> _Problem statement_: In the material below, the lines containing the word "patienter" are required; copy each of them.

> _Data for this task_:
************

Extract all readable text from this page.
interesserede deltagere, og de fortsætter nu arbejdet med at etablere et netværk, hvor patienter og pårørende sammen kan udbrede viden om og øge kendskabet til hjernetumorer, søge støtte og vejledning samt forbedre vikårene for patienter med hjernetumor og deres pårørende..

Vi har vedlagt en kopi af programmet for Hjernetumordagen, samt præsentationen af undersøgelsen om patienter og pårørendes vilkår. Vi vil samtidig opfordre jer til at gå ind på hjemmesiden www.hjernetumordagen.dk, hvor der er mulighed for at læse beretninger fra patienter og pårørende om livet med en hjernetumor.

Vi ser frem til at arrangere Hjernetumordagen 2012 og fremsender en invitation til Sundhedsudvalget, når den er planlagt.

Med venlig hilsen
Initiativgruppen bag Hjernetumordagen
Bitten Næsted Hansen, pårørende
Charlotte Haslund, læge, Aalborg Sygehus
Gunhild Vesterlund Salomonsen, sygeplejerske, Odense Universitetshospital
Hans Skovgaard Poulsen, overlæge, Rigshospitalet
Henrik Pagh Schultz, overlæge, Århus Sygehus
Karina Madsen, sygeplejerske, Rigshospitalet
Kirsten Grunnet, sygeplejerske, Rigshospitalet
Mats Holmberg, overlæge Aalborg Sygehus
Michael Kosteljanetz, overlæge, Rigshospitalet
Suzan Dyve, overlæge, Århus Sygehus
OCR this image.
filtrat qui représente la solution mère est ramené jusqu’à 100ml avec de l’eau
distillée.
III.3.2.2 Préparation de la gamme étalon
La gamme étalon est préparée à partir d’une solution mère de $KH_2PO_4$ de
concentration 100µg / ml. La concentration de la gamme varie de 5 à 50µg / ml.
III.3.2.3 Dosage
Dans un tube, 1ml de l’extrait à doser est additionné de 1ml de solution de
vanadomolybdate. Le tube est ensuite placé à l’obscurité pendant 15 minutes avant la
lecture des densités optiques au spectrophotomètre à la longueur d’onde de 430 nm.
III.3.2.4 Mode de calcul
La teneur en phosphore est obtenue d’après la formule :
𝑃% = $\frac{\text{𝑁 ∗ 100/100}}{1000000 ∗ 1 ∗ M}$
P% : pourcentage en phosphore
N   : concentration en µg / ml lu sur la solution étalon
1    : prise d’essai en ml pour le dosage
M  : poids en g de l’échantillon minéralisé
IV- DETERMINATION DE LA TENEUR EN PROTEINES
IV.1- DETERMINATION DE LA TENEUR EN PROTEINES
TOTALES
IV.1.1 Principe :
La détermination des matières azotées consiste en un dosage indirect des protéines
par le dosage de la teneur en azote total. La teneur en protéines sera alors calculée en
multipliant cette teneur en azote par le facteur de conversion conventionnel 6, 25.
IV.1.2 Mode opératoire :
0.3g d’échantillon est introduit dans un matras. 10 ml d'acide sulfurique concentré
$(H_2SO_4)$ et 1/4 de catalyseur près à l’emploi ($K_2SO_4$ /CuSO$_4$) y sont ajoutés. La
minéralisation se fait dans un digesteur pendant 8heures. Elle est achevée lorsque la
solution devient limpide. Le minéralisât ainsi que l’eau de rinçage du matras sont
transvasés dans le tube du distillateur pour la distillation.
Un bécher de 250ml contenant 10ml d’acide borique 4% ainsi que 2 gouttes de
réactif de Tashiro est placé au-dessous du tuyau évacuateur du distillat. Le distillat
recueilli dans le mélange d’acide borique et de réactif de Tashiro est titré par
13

************

> _Task result_:
interesserede deltagere, og de fortsætter nu arbejdet med at etablere et netværk, hvor patienter og pårørende sammen kan udbrede viden om og øge kendskabet til hjernetumorer, søge støtte og vejledning samt forbedre vikårene for patienter med hjernetumor og deres pårørende..
Vi har vedlagt en kopi af programmet for Hjernetumordagen, samt præsentationen af undersøgelsen om patienter og pårørendes vilkår. Vi vil samtidig opfordre jer til at gå ind på hjemmesiden www.hjernetumordagen.dk, hvor der er mulighed for at læse beretninger fra patienter og pårørende om livet med en hjernetumor.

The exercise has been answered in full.